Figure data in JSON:

================================

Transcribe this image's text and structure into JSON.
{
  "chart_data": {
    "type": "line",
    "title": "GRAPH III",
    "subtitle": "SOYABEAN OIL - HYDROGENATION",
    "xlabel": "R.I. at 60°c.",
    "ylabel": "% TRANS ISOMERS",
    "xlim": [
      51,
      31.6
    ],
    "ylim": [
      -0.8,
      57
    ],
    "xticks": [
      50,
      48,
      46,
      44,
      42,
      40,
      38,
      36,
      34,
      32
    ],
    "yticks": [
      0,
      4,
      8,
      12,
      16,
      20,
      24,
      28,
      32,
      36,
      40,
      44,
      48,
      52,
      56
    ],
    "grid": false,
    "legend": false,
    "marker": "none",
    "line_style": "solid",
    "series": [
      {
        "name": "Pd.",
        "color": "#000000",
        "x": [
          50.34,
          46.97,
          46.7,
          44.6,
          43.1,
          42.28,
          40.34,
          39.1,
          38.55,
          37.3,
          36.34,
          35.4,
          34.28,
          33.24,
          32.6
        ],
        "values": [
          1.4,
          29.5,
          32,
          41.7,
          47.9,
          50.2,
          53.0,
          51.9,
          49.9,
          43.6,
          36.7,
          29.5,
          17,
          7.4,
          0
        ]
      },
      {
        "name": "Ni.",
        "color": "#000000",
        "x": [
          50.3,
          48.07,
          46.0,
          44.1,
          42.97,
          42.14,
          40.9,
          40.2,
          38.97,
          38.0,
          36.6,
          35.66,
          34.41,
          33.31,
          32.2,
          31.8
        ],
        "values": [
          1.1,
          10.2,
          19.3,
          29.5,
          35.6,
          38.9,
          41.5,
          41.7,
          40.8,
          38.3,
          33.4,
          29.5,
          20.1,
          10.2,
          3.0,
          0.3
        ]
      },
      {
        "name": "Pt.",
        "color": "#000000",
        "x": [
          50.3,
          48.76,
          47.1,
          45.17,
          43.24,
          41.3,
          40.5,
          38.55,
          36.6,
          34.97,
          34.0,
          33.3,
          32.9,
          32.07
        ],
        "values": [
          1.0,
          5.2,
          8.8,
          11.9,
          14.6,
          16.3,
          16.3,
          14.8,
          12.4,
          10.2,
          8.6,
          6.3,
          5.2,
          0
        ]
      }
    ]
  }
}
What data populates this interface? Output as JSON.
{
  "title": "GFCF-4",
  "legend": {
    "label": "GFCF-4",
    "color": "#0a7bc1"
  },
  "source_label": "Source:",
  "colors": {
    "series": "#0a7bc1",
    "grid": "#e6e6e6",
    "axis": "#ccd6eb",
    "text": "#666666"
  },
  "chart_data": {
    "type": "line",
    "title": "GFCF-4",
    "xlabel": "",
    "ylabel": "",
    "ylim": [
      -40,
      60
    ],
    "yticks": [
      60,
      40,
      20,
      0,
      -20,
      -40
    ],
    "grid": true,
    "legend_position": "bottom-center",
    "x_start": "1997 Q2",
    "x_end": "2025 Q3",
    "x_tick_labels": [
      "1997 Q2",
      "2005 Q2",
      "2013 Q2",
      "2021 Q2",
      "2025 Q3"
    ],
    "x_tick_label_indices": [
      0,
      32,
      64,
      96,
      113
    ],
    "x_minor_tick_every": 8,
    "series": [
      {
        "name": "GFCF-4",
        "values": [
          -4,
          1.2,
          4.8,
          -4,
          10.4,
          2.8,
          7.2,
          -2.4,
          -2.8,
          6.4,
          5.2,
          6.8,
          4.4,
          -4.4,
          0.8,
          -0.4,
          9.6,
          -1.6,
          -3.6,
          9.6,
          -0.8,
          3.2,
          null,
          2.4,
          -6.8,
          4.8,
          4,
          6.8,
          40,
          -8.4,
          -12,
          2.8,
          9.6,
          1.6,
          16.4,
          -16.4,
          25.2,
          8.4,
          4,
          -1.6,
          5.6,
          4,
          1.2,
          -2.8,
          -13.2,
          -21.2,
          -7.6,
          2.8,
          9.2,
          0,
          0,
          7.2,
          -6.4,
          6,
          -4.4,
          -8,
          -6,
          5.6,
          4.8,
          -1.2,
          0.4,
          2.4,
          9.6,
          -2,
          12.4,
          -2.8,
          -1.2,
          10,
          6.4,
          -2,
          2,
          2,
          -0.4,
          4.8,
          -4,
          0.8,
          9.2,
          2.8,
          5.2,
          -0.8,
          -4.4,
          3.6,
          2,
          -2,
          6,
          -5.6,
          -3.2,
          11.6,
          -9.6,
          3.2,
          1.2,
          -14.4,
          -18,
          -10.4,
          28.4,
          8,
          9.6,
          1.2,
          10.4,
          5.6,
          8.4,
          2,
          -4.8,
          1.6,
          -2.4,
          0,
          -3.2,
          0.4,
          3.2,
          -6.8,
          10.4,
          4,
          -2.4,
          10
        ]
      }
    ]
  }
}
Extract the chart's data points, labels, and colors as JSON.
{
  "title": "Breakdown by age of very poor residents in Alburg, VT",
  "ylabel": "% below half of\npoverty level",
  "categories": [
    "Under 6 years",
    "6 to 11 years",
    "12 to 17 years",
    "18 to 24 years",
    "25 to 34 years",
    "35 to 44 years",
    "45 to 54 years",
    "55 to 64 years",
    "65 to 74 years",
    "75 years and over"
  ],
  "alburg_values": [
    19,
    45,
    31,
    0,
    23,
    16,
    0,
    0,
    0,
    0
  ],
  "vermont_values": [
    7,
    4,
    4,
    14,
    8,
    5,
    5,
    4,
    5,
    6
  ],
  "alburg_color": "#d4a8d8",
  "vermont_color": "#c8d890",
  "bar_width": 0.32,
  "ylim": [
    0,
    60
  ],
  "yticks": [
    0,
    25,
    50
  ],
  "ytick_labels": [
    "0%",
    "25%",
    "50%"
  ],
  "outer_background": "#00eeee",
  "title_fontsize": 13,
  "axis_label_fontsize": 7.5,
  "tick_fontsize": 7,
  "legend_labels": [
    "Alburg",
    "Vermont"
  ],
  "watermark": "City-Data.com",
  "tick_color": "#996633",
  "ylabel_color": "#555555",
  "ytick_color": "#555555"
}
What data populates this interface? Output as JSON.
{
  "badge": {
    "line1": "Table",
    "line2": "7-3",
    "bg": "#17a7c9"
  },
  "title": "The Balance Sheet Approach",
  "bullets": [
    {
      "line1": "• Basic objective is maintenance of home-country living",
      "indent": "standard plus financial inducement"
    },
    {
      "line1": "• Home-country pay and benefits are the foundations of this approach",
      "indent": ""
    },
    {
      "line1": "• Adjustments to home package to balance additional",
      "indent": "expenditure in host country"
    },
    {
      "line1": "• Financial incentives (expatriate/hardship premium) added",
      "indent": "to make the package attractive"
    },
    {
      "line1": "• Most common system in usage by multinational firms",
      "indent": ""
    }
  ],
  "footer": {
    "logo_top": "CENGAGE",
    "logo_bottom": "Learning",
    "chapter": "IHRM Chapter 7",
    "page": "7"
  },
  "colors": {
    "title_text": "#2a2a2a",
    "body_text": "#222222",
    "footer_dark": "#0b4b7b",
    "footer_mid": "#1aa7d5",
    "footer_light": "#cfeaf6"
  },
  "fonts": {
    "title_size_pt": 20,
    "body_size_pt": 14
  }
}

================================

* **Written instruction**
Output the data above exactly, please, line for line.

* **Output of the task**
Transcribe this image's text and structure into JSON.
{
  "chart_data": {
    "type": "line",
    "title": "GRAPH III",
    "subtitle": "SOYABEAN OIL - HYDROGENATION",
    "xlabel": "R.I. at 60°c.",
    "ylabel": "% TRANS ISOMERS",
    "xlim": [
      51,
      31.6
    ],
    "ylim": [
      -0.8,
      57
    ],
    "xticks": [
      50,
      48,
      46,
      44,
      42,
      40,
      38,
      36,
      34,
      32
    ],
    "yticks": [
      0,
      4,
      8,
      12,
      16,
      20,
      24,
      28,
      32,
      36,
      40,
      44,
      48,
      52,
      56
    ],
    "grid": false,
    "legend": false,
    "marker": "none",
    "line_style": "solid",
    "series": [
      {
        "name": "Pd.",
        "color": "#000000",
        "x": [
          50.34,
          46.97,
          46.7,
          44.6,
          43.1,
          42.28,
          40.34,
          39.1,
          38.55,
          37.3,
          36.34,
          35.4,
          34.28,
          33.24,
          32.6
        ],
        "values": [
          1.4,
          29.5,
          32,
          41.7,
          47.9,
          50.2,
          53.0,
          51.9,
          49.9,
          43.6,
          36.7,
          29.5,
          17,
          7.4,
          0
        ]
      },
      {
        "name": "Ni.",
        "color": "#000000",
        "x": [
          50.3,
          48.07,
          46.0,
          44.1,
          42.97,
          42.14,
          40.9,
          40.2,
          38.97,
          38.0,
          36.6,
          35.66,
          34.41,
          33.31,
          32.2,
          31.8
        ],
        "values": [
          1.1,
          10.2,
          19.3,
          29.5,
          35.6,
          38.9,
          41.5,
          41.7,
          40.8,
          38.3,
          33.4,
          29.5,
          20.1,
          10.2,
          3.0,
          0.3
        ]
      },
      {
        "name": "Pt.",
        "color": "#000000",
        "x": [
          50.3,
          48.76,
          47.1,
          45.17,
          43.24,
          41.3,
          40.5,
          38.55,
          36.6,
          34.97,
          34.0,
          33.3,
          32.9,
          32.07
        ],
        "values": [
          1.0,
          5.2,
          8.8,
          11.9,
          14.6,
          16.3,
          16.3,
          14.8,
          12.4,
          10.2,
          8.6,
          6.3,
          5.2,
          0
        ]
      }
    ]
  }
}
What data populates this interface? Output as JSON.
{
  "title": "GFCF-4",
  "legend": {
    "label": "GFCF-4",
    "color": "#0a7bc1"
  },
  "source_label": "Source:",
  "colors": {
    "series": "#0a7bc1",
    "grid": "#e6e6e6",
    "axis": "#ccd6eb",
    "text": "#666666"
  },
  "chart_data": {
    "type": "line",
    "title": "GFCF-4",
    "xlabel": "",
    "ylabel": "",
    "ylim": [
      -40,
      60
    ],
    "yticks": [
      60,
      40,
      20,
      0,
      -20,
      -40
    ],
    "grid": true,
    "legend_position": "bottom-center",
    "x_start": "1997 Q2",
    "x_end": "2025 Q3",
    "x_tick_labels": [
      "1997 Q2",
      "2005 Q2",
      "2013 Q2",
      "2021 Q2",
      "2025 Q3"
    ],
    "x_tick_label_indices": [
      0,
      32,
      64,
      96,
      113
    ],
    "x_minor_tick_every": 8,
    "series": [
      {
        "name": "GFCF-4",
        "values": [
          -4,
          1.2,
          4.8,
          -4,
          10.4,
          2.8,
          7.2,
          -2.4,
          -2.8,
          6.4,
          5.2,
          6.8,
          4.4,
          -4.4,
          0.8,
          -0.4,
          9.6,
          -1.6,
          -3.6,
          9.6,
          -0.8,
          3.2,
          null,
          2.4,
          -6.8,
          4.8,
          4,
          6.8,
          40,
          -8.4,
          -12,
          2.8,
          9.6,
          1.6,
          16.4,
          -16.4,
          25.2,
          8.4,
          4,
          -1.6,
          5.6,
          4,
          1.2,
          -2.8,
          -13.2,
          -21.2,
          -7.6,
          2.8,
          9.2,
          0,
          0,
          7.2,
          -6.4,
          6,
          -4.4,
          -8,
          -6,
          5.6,
          4.8,
          -1.2,
          0.4,
          2.4,
          9.6,
          -2,
          12.4,
          -2.8,
          -1.2,
          10,
          6.4,
          -2,
          2,
          2,
          -0.4,
          4.8,
          -4,
          0.8,
          9.2,
          2.8,
          5.2,
          -0.8,
          -4.4,
          3.6,
          2,
          -2,
          6,
          -5.6,
          -3.2,
          11.6,
          -9.6,
          3.2,
          1.2,
          -14.4,
          -18,
          -10.4,
          28.4,
          8,
          9.6,
          1.2,
          10.4,
          5.6,
          8.4,
          2,
          -4.8,
          1.6,
          -2.4,
          0,
          -3.2,
          0.4,
          3.2,
          -6.8,
          10.4,
          4,
          -2.4,
          10
        ]
      }
    ]
  }
}
Extract the chart's data points, labels, and colors as JSON.
{
  "title": "Breakdown by age of very poor residents in Alburg, VT",
  "ylabel": "% below half of\npoverty level",
  "categories": [
    "Under 6 years",
    "6 to 11 years",
    "12 to 17 years",
    "18 to 24 years",
    "25 to 34 years",
    "35 to 44 years",
    "45 to 54 years",
    "55 to 64 years",
    "65 to 74 years",
    "75 years and over"
  ],
  "alburg_values": [
    19,
    45,
    31,
    0,
    23,
    16,
    0,
    0,
    0,
    0
  ],
  "vermont_values": [
    7,
    4,
    4,
    14,
    8,
    5,
    5,
    4,
    5,
    6
  ],
  "alburg_color": "#d4a8d8",
  "vermont_color": "#c8d890",
  "bar_width": 0.32,
  "ylim": [
    0,
    60
  ],
  "yticks": [
    0,
    25,
    50
  ],
  "ytick_labels": [
    "0%",
    "25%",
    "50%"
  ],
  "outer_background": "#00eeee",
  "title_fontsize": 13,
  "axis_label_fontsize": 7.5,
  "tick_fontsize": 7,
  "legend_labels": [
    "Alburg",
    "Vermont"
  ],
  "watermark": "City-Data.com",
  "tick_color": "#996633",
  "ylabel_color": "#555555",
  "ytick_color": "#555555"
}
What data populates this interface? Output as JSON.
{
  "badge": {
    "line1": "Table",
    "line2": "7-3",
    "bg": "#17a7c9"
  },
  "title": "The Balance Sheet Approach",
  "bullets": [
    {
      "line1": "• Basic objective is maintenance of home-country living",
      "indent": "standard plus financial inducement"
    },
    {
      "line1": "• Home-country pay and benefits are the foundations of this approach",
      "indent": ""
    },
    {
      "line1": "• Adjustments to home package to balance additional",
      "indent": "expenditure in host country"
    },
    {
      "line1": "• Financial incentives (expatriate/hardship premium) added",
      "indent": "to make the package attractive"
    },
    {
      "line1": "• Most common system in usage by multinational firms",
      "indent": ""
    }
  ],
  "footer": {
    "logo_top": "CENGAGE",
    "logo_bottom": "Learning",
    "chapter": "IHRM Chapter 7",
    "page": "7"
  },
  "colors": {
    "title_text": "#2a2a2a",
    "body_text": "#222222",
    "footer_dark": "#0b4b7b",
    "footer_mid": "#1aa7d5",
    "footer_light": "#cfeaf6"
  },
  "fonts": {
    "title_size_pt": 20,
    "body_size_pt": 14
  }
}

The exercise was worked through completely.